_AIM OF THE EXERCISE_
Please determine how many lines of the material include the word "name", and respond with nothing but that number.
start MATERIAL PROVIDED
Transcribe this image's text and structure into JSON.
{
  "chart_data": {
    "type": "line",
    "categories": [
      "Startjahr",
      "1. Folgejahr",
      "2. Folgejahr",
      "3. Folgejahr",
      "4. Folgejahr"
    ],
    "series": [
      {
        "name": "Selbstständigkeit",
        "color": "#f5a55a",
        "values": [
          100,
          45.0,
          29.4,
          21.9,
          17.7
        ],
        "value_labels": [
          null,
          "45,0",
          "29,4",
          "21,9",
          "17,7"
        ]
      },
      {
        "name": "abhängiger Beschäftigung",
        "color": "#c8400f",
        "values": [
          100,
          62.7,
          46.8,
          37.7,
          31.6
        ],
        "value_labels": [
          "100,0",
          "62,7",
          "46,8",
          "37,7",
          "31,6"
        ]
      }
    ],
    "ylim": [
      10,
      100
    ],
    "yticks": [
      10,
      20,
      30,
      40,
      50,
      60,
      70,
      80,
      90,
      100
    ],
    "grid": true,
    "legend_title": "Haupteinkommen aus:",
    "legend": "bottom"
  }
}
end MATERIAL PROVIDED
_OUTPUT OF THE EXERCISE_
2